#### Source records:

- - - - -

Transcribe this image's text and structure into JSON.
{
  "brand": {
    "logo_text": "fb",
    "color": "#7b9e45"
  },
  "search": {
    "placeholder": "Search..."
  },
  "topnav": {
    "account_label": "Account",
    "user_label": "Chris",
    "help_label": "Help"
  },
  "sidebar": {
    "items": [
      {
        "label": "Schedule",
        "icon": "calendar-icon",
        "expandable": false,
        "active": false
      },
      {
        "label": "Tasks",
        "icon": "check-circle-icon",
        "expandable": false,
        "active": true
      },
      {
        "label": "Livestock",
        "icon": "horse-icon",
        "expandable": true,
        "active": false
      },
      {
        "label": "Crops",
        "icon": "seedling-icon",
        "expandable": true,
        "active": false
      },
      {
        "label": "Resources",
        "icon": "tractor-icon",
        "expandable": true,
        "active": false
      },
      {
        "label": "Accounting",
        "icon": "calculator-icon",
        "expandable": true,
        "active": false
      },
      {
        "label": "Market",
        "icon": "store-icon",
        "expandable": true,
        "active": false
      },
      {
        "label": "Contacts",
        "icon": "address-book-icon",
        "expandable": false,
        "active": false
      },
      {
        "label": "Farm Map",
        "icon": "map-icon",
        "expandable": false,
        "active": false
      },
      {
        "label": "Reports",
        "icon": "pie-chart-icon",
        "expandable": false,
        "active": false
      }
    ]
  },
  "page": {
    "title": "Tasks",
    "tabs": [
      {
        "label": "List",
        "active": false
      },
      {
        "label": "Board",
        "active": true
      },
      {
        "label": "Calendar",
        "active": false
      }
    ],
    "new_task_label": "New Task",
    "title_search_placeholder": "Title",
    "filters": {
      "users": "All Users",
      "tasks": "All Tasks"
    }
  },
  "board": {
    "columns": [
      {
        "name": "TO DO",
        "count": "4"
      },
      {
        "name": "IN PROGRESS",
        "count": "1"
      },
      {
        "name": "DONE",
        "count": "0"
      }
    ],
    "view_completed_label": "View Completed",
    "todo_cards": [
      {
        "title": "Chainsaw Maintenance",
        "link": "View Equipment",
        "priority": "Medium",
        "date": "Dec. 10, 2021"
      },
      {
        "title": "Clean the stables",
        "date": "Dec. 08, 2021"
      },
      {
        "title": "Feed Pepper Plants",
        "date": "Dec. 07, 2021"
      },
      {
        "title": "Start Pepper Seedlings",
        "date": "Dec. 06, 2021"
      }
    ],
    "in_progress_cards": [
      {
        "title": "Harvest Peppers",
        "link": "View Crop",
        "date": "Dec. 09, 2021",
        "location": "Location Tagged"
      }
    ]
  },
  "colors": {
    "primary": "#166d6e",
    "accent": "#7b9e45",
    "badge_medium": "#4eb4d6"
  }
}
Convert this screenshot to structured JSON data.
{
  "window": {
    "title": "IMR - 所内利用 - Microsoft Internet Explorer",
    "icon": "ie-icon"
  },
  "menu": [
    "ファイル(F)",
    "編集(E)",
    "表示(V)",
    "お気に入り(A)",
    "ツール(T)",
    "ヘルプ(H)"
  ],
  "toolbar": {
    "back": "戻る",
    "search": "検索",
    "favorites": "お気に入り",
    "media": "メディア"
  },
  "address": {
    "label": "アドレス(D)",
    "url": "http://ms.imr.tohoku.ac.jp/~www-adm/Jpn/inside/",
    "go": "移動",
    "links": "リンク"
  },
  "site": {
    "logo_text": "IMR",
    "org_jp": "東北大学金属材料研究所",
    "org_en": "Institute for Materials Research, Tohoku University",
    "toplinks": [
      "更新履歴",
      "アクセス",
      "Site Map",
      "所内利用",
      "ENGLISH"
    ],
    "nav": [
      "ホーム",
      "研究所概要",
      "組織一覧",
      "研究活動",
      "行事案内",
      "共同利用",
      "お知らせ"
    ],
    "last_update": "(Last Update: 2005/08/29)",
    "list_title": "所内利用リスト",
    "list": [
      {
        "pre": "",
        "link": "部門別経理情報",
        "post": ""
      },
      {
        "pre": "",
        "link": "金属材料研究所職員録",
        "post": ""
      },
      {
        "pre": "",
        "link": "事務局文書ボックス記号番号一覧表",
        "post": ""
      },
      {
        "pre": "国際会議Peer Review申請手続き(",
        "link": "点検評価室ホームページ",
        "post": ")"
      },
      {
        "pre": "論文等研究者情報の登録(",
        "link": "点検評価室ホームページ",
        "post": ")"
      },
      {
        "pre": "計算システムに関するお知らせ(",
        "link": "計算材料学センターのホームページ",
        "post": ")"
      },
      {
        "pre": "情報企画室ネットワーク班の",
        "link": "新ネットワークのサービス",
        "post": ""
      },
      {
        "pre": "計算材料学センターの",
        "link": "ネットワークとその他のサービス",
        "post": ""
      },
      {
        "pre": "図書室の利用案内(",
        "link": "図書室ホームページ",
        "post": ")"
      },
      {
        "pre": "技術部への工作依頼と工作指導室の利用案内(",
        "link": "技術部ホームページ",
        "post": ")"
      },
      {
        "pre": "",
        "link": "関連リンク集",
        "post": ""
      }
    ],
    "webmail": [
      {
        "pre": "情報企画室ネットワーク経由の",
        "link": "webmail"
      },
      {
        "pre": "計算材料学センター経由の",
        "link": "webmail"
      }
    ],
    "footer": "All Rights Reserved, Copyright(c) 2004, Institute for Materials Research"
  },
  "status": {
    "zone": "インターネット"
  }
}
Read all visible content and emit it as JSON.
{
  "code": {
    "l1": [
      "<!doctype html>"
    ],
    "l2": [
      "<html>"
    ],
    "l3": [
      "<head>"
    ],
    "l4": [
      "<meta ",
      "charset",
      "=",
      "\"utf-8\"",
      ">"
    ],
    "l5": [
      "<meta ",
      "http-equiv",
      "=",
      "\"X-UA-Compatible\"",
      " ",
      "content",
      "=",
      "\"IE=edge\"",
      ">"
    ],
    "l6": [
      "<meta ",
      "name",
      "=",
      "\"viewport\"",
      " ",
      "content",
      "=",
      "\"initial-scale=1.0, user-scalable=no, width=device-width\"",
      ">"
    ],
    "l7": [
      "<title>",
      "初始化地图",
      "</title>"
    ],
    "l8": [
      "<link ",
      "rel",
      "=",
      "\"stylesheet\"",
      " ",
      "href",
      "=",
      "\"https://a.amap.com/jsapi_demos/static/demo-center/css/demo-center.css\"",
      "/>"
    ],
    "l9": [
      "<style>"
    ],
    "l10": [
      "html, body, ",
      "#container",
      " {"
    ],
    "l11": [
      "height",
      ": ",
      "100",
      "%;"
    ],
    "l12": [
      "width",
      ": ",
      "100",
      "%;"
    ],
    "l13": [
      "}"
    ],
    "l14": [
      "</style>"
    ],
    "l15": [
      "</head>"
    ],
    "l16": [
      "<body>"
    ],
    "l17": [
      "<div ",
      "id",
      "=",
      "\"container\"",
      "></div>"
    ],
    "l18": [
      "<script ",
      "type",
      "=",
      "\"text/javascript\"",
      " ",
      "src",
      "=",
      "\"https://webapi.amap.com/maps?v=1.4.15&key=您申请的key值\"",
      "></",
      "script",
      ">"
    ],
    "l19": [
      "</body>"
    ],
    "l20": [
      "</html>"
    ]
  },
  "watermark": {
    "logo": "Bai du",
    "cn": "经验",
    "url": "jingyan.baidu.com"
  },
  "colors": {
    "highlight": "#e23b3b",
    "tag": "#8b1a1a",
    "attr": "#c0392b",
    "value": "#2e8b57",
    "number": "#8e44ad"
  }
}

- - - - -

#### Written instruction:
Type the whole listing again, unaltered.

#### Exercise solution:
Transcribe this image's text and structure into JSON.
{
  "brand": {
    "logo_text": "fb",
    "color": "#7b9e45"
  },
  "search": {
    "placeholder": "Search..."
  },
  "topnav": {
    "account_label": "Account",
    "user_label": "Chris",
    "help_label": "Help"
  },
  "sidebar": {
    "items": [
      {
        "label": "Schedule",
        "icon": "calendar-icon",
        "expandable": false,
        "active": false
      },
      {
        "label": "Tasks",
        "icon": "check-circle-icon",
        "expandable": false,
        "active": true
      },
      {
        "label": "Livestock",
        "icon": "horse-icon",
        "expandable": true,
        "active": false
      },
      {
        "label": "Crops",
        "icon": "seedling-icon",
        "expandable": true,
        "active": false
      },
      {
        "label": "Resources",
        "icon": "tractor-icon",
        "expandable": true,
        "active": false
      },
      {
        "label": "Accounting",
        "icon": "calculator-icon",
        "expandable": true,
        "active": false
      },
      {
        "label": "Market",
        "icon": "store-icon",
        "expandable": true,
        "active": false
      },
      {
        "label": "Contacts",
        "icon": "address-book-icon",
        "expandable": false,
        "active": false
      },
      {
        "label": "Farm Map",
        "icon": "map-icon",
        "expandable": false,
        "active": false
      },
      {
        "label": "Reports",
        "icon": "pie-chart-icon",
        "expandable": false,
        "active": false
      }
    ]
  },
  "page": {
    "title": "Tasks",
    "tabs": [
      {
        "label": "List",
        "active": false
      },
      {
        "label": "Board",
        "active": true
      },
      {
        "label": "Calendar",
        "active": false
      }
    ],
    "new_task_label": "New Task",
    "title_search_placeholder": "Title",
    "filters": {
      "users": "All Users",
      "tasks": "All Tasks"
    }
  },
  "board": {
    "columns": [
      {
        "name": "TO DO",
        "count": "4"
      },
      {
        "name": "IN PROGRESS",
        "count": "1"
      },
      {
        "name": "DONE",
        "count": "0"
      }
    ],
    "view_completed_label": "View Completed",
    "todo_cards": [
      {
        "title": "Chainsaw Maintenance",
        "link": "View Equipment",
        "priority": "Medium",
        "date": "Dec. 10, 2021"
      },
      {
        "title": "Clean the stables",
        "date": "Dec. 08, 2021"
      },
      {
        "title": "Feed Pepper Plants",
        "date": "Dec. 07, 2021"
      },
      {
        "title": "Start Pepper Seedlings",
        "date": "Dec. 06, 2021"
      }
    ],
    "in_progress_cards": [
      {
        "title": "Harvest Peppers",
        "link": "View Crop",
        "date": "Dec. 09, 2021",
        "location": "Location Tagged"
      }
    ]
  },
  "colors": {
    "primary": "#166d6e",
    "accent": "#7b9e45",
    "badge_medium": "#4eb4d6"
  }
}
Convert this screenshot to structured JSON data.
{
  "window": {
    "title": "IMR - 所内利用 - Microsoft Internet Explorer",
    "icon": "ie-icon"
  },
  "menu": [
    "ファイル(F)",
    "編集(E)",
    "表示(V)",
    "お気に入り(A)",
    "ツール(T)",
    "ヘルプ(H)"
  ],
  "toolbar": {
    "back": "戻る",
    "search": "検索",
    "favorites": "お気に入り",
    "media": "メディア"
  },
  "address": {
    "label": "アドレス(D)",
    "url": "http://ms.imr.tohoku.ac.jp/~www-adm/Jpn/inside/",
    "go": "移動",
    "links": "リンク"
  },
  "site": {
    "logo_text": "IMR",
    "org_jp": "東北大学金属材料研究所",
    "org_en": "Institute for Materials Research, Tohoku University",
    "toplinks": [
      "更新履歴",
      "アクセス",
      "Site Map",
      "所内利用",
      "ENGLISH"
    ],
    "nav": [
      "ホーム",
      "研究所概要",
      "組織一覧",
      "研究活動",
      "行事案内",
      "共同利用",
      "お知らせ"
    ],
    "last_update": "(Last Update: 2005/08/29)",
    "list_title": "所内利用リスト",
    "list": [
      {
        "pre": "",
        "link": "部門別経理情報",
        "post": ""
      },
      {
        "pre": "",
        "link": "金属材料研究所職員録",
        "post": ""
      },
      {
        "pre": "",
        "link": "事務局文書ボックス記号番号一覧表",
        "post": ""
      },
      {
        "pre": "国際会議Peer Review申請手続き(",
        "link": "点検評価室ホームページ",
        "post": ")"
      },
      {
        "pre": "論文等研究者情報の登録(",
        "link": "点検評価室ホームページ",
        "post": ")"
      },
      {
        "pre": "計算システムに関するお知らせ(",
        "link": "計算材料学センターのホームページ",
        "post": ")"
      },
      {
        "pre": "情報企画室ネットワーク班の",
        "link": "新ネットワークのサービス",
        "post": ""
      },
      {
        "pre": "計算材料学センターの",
        "link": "ネットワークとその他のサービス",
        "post": ""
      },
      {
        "pre": "図書室の利用案内(",
        "link": "図書室ホームページ",
        "post": ")"
      },
      {
        "pre": "技術部への工作依頼と工作指導室の利用案内(",
        "link": "技術部ホームページ",
        "post": ")"
      },
      {
        "pre": "",
        "link": "関連リンク集",
        "post": ""
      }
    ],
    "webmail": [
      {
        "pre": "情報企画室ネットワーク経由の",
        "link": "webmail"
      },
      {
        "pre": "計算材料学センター経由の",
        "link": "webmail"
      }
    ],
    "footer": "All Rights Reserved, Copyright(c) 2004, Institute for Materials Research"
  },
  "status": {
    "zone": "インターネット"
  }
}
Read all visible content and emit it as JSON.
{
  "code": {
    "l1": [
      "<!doctype html>"
    ],
    "l2": [
      "<html>"
    ],
    "l3": [
      "<head>"
    ],
    "l4": [
      "<meta ",
      "charset",
      "=",
      "\"utf-8\"",
      ">"
    ],
    "l5": [
      "<meta ",
      "http-equiv",
      "=",
      "\"X-UA-Compatible\"",
      " ",
      "content",
      "=",
      "\"IE=edge\"",
      ">"
    ],
    "l6": [
      "<meta ",
      "name",
      "=",
      "\"viewport\"",
      " ",
      "content",
      "=",
      "\"initial-scale=1.0, user-scalable=no, width=device-width\"",
      ">"
    ],
    "l7": [
      "<title>",
      "初始化地图",
      "</title>"
    ],
    "l8": [
      "<link ",
      "rel",
      "=",
      "\"stylesheet\"",
      " ",
      "href",
      "=",
      "\"https://a.amap.com/jsapi_demos/static/demo-center/css/demo-center.css\"",
      "/>"
    ],
    "l9": [
      "<style>"
    ],
    "l10": [
      "html, body, ",
      "#container",
      " {"
    ],
    "l11": [
      "height",
      ": ",
      "100",
      "%;"
    ],
    "l12": [
      "width",
      ": ",
      "100",
      "%;"
    ],
    "l13": [
      "}"
    ],
    "l14": [
      "</style>"
    ],
    "l15": [
      "</head>"
    ],
    "l16": [
      "<body>"
    ],
    "l17": [
      "<div ",
      "id",
      "=",
      "\"container\"",
      "></div>"
    ],
    "l18": [
      "<script ",
      "type",
      "=",
      "\"text/javascript\"",
      " ",
      "src",
      "=",
      "\"https://webapi.amap.com/maps?v=1.4.15&key=您申请的key值\"",
      "></",
      "script",
      ">"
    ],
    "l19": [
      "</body>"
    ],
    "l20": [
      "</html>"
    ]
  },
  "watermark": {
    "logo": "Bai du",
    "cn": "经验",
    "url": "jingyan.baidu.com"
  },
  "colors": {
    "highlight": "#e23b3b",
    "tag": "#8b1a1a",
    "attr": "#c0392b",
    "value": "#2e8b57",
    "number": "#8e44ad"
  }
}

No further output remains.